* _AIM_:
Pictures should be excluded; otherwise, copy every entry exactly.
****************************************
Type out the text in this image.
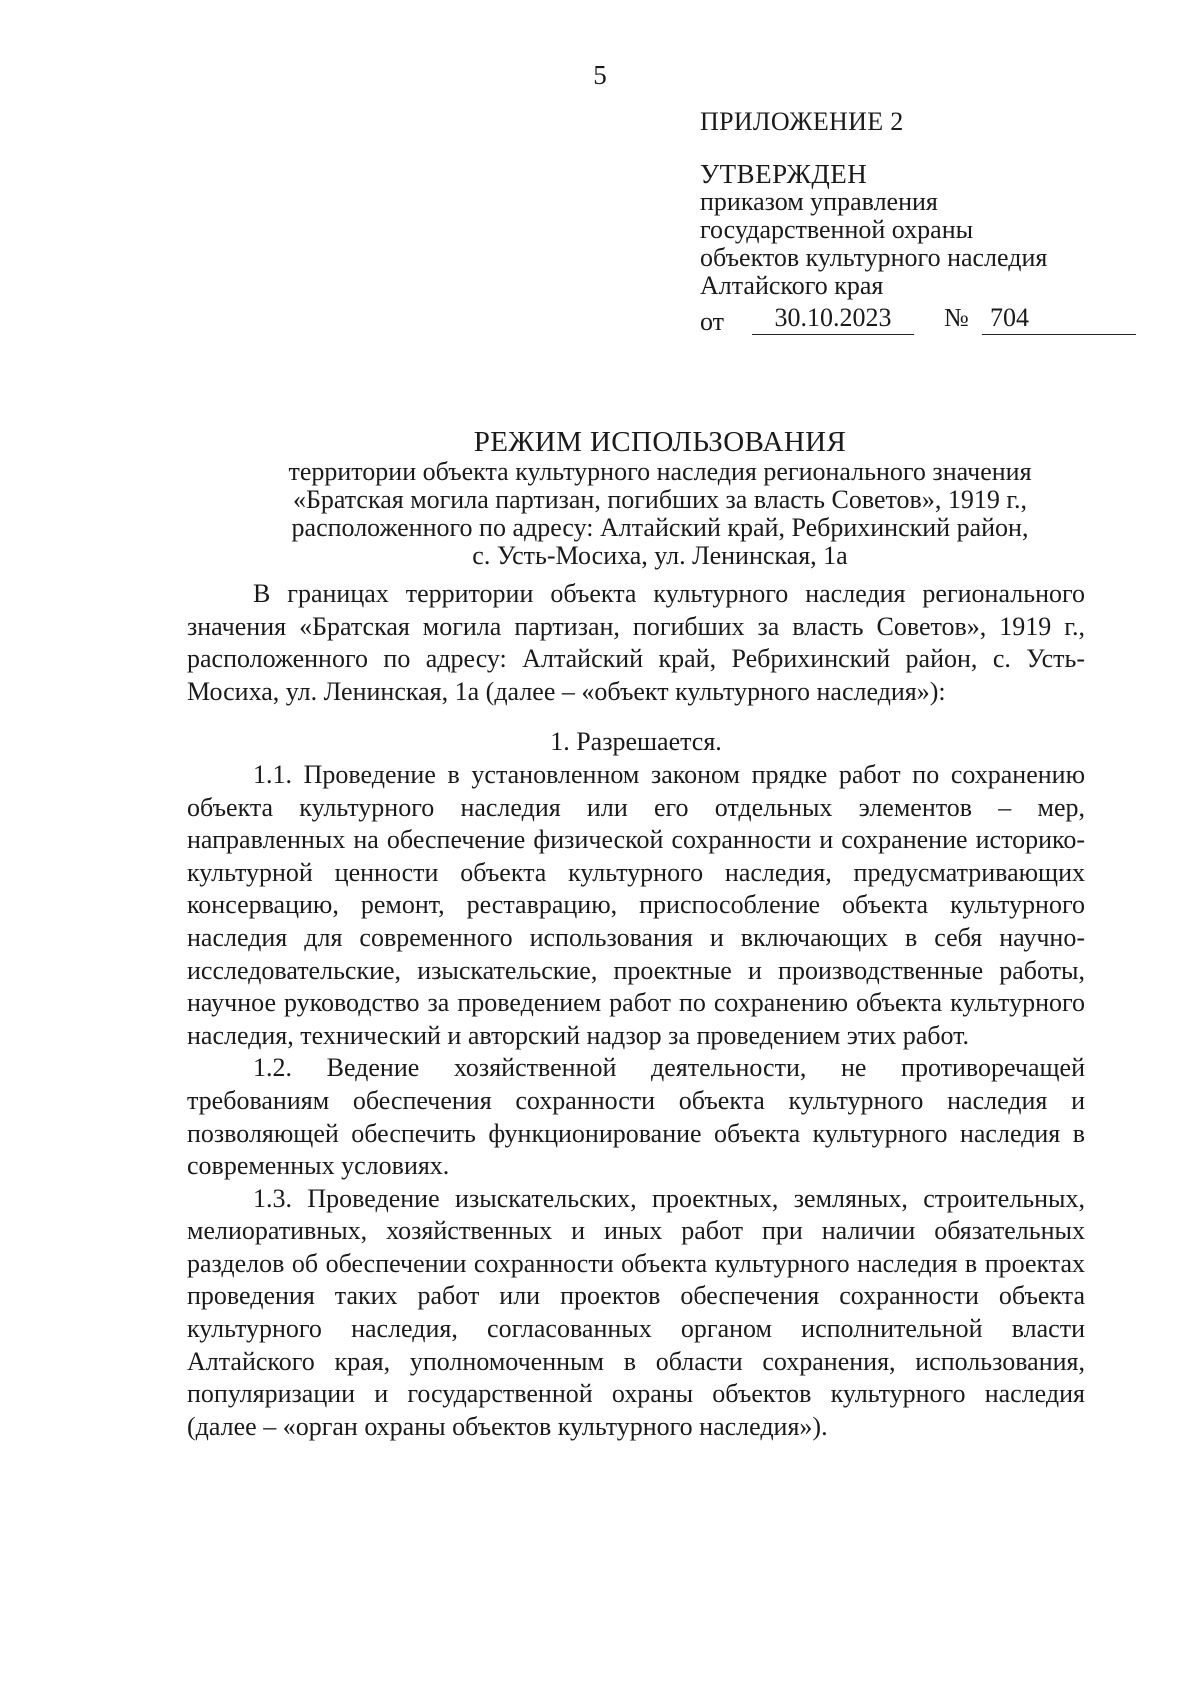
5
ПРИЛОЖЕНИЕ 2
УТВЕРЖДЕН
приказом управления
государственной охраны
объектов культурного наследия
Алтайского края
от	30.10.2023	№ 704
РЕЖИМ ИСПОЛЬЗОВАНИЯ
территории объекта культурного наследия регионального значения
«Братская могила партизан, погибших за власть Советов», 1919 г.,
расположенного по адресу: Алтайский край, Ребрихинский район,
с. Усть-Мосиха, ул. Ленинская, 1а

В границах территории объекта культурного наследия регионального значения «Братская могила партизан, погибших за власть Советов», 1919 г., расположенного по адресу: Алтайский край, Ребрихинский район, с. Усть-Мосиха, ул. Ленинская, 1а (далее – «объект культурного наследия»):

1. Разрешается.

1.1. Проведение в установленном законом прядке работ по сохранению объекта культурного наследия или его отдельных элементов – мер, направленных на обеспечение физической сохранности и сохранение историко-культурной ценности объекта культурного наследия, предусматривающих консервацию, ремонт, реставрацию, приспособление объекта культурного наследия для современного использования и включающих в себя научно-исследовательские, изыскательские, проектные и производственные работы, научное руководство за проведением работ по сохранению объекта культурного наследия, технический и авторский надзор за проведением этих работ.

1.2. Ведение хозяйственной деятельности, не противоречащей требованиям обеспечения сохранности объекта культурного наследия и позволяющей обеспечить функционирование объекта культурного наследия в современных условиях.

1.3. Проведение изыскательских, проектных, земляных, строительных, мелиоративных, хозяйственных и иных работ при наличии обязательных разделов об обеспечении сохранности объекта культурного наследия в проектах проведения таких работ или проектов обеспечения сохранности объекта культурного наследия, согласованных органом исполнительной власти Алтайского края, уполномоченным в области сохранения, использования, популяризации и государственной охраны объектов культурного наследия (далее – «орган охраны объектов культурного наследия»).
****************************************
* _EXERCISE RESULT_:
Type out the text in this image.
5
ПРИЛОЖЕНИЕ 2
УТВЕРЖДЕН
приказом управления
государственной охраны
объектов культурного наследия
Алтайского края
от	30.10.2023	№ 704
РЕЖИМ ИСПОЛЬЗОВАНИЯ
территории объекта культурного наследия регионального значения
«Братская могила партизан, погибших за власть Советов», 1919 г.,
расположенного по адресу: Алтайский край, Ребрихинский район,
с. Усть-Мосиха, ул. Ленинская, 1а

В границах территории объекта культурного наследия регионального значения «Братская могила партизан, погибших за власть Советов», 1919 г., расположенного по адресу: Алтайский край, Ребрихинский район, с. Усть-Мосиха, ул. Ленинская, 1а (далее – «объект культурного наследия»):

1. Разрешается.

1.1. Проведение в установленном законом прядке работ по сохранению объекта культурного наследия или его отдельных элементов – мер, направленных на обеспечение физической сохранности и сохранение историко-культурной ценности объекта культурного наследия, предусматривающих консервацию, ремонт, реставрацию, приспособление объекта культурного наследия для современного использования и включающих в себя научно-исследовательские, изыскательские, проектные и производственные работы, научное руководство за проведением работ по сохранению объекта культурного наследия, технический и авторский надзор за проведением этих работ.

1.2. Ведение хозяйственной деятельности, не противоречащей требованиям обеспечения сохранности объекта культурного наследия и позволяющей обеспечить функционирование объекта культурного наследия в современных условиях.

1.3. Проведение изыскательских, проектных, земляных, строительных, мелиоративных, хозяйственных и иных работ при наличии обязательных разделов об обеспечении сохранности объекта культурного наследия в проектах проведения таких работ или проектов обеспечения сохранности объекта культурного наследия, согласованных органом исполнительной власти Алтайского края, уполномоченным в области сохранения, использования, популяризации и государственной охраны объектов культурного наследия (далее – «орган охраны объектов культурного наследия»).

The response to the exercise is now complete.